What you need to do >>
Quote the entries in full, character for character, without their images.
:::::
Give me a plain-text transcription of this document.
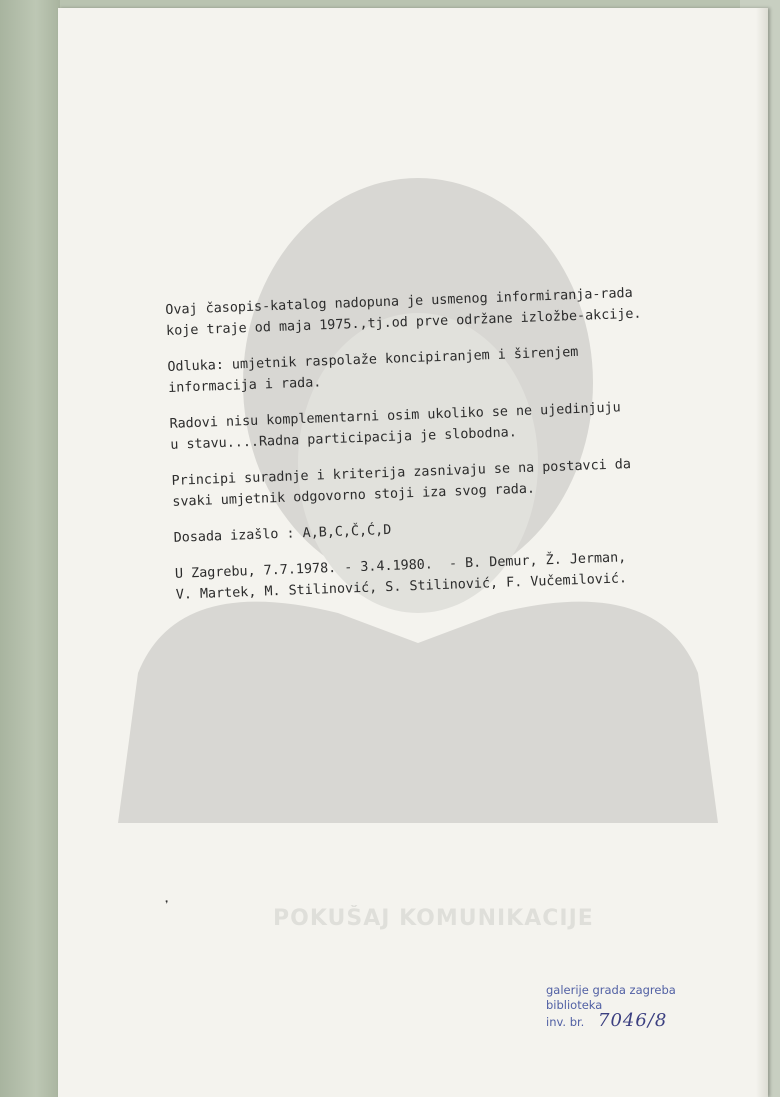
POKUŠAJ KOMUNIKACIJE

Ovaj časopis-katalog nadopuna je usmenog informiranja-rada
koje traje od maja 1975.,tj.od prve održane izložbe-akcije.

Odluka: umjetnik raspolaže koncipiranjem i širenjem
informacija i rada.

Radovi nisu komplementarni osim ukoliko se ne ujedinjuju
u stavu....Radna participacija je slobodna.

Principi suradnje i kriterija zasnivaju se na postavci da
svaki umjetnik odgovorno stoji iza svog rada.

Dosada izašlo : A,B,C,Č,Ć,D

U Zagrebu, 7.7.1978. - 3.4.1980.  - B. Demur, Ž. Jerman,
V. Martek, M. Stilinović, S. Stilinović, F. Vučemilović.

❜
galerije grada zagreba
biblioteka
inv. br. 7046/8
:::::
Output of the task >>
Give me a plain-text transcription of this document.
POKUŠAJ KOMUNIKACIJE

Ovaj časopis-katalog nadopuna je usmenog informiranja-rada
koje traje od maja 1975.,tj.od prve održane izložbe-akcije.

Odluka: umjetnik raspolaže koncipiranjem i širenjem
informacija i rada.

Radovi nisu komplementarni osim ukoliko se ne ujedinjuju
u stavu....Radna participacija je slobodna.

Principi suradnje i kriterija zasnivaju se na postavci da
svaki umjetnik odgovorno stoji iza svog rada.

Dosada izašlo : A,B,C,Č,Ć,D

U Zagrebu, 7.7.1978. - 3.4.1980.  - B. Demur, Ž. Jerman,
V. Martek, M. Stilinović, S. Stilinović, F. Vučemilović.

❜
galerije grada zagreba
biblioteka
inv. br. 7046/8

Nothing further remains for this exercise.